§ Articolo:
◇ ◇ ◇ ◇
Palmiro Togliatti alias Roderigo di Castiglia  da “Rinascita”, anno VII, n. 11-12, nov. Dic. 19502 nei mesi successivi alla morte dello scrittore:
Con la pubblicazione di 1984 di Orwell […] la cultura borghese, capitalistica e anticomunistica, dei nostri giorni, ha aggiunto al proprio arco sgangherato un’altra freccia: un romanzo d’avvenire! […] L’autore accumula con la maggiore diligenza tutte le più sceme tra le calunnie che la corrente propaganda anticomunista scaglia contro i paesi socialisti.
(…)
Nel “partito” (metafora del Pcus) si insegna a commettere, per il “partito”, le azioni più stolte, a mentire, a negare la evidenza dei fatti … Il capo del partito ha i baffi neri e il suo nemico mortale la barbetta a punta,  a questo punto si scopre invece proprio soltanto l’autore, nella meschinità e abiezione che a lui stesso sono proprie.
◇ ◇ ◇ ◇
§ Estratto dati:
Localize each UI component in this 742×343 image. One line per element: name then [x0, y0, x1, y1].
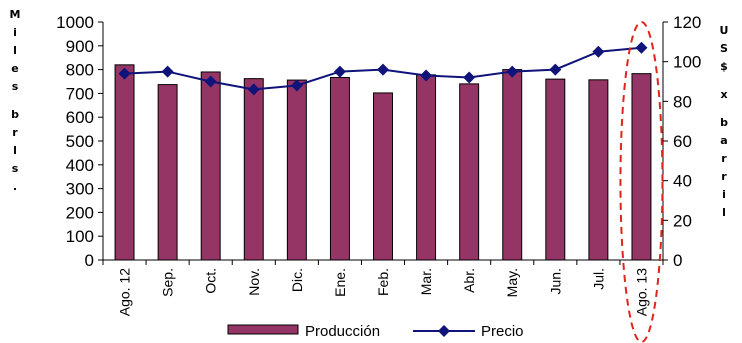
◇ ◇ ◇ ◇
§ Cosa fare: Prosegui l'articolo su 1984 di Orwell, partendo subito dopo la sua ultima frase.

§ Risposta scritta:
(…)
Le botte servono davvero a troppe cose, nel libro di George Orwell … doveva aver davvero una grande esperienza di bastonature e torture, questo poliziotto coloniale, per giungere a porre la fiducia nelle torture e nelle bastonature più in alto che la fiducia nella ragione umana.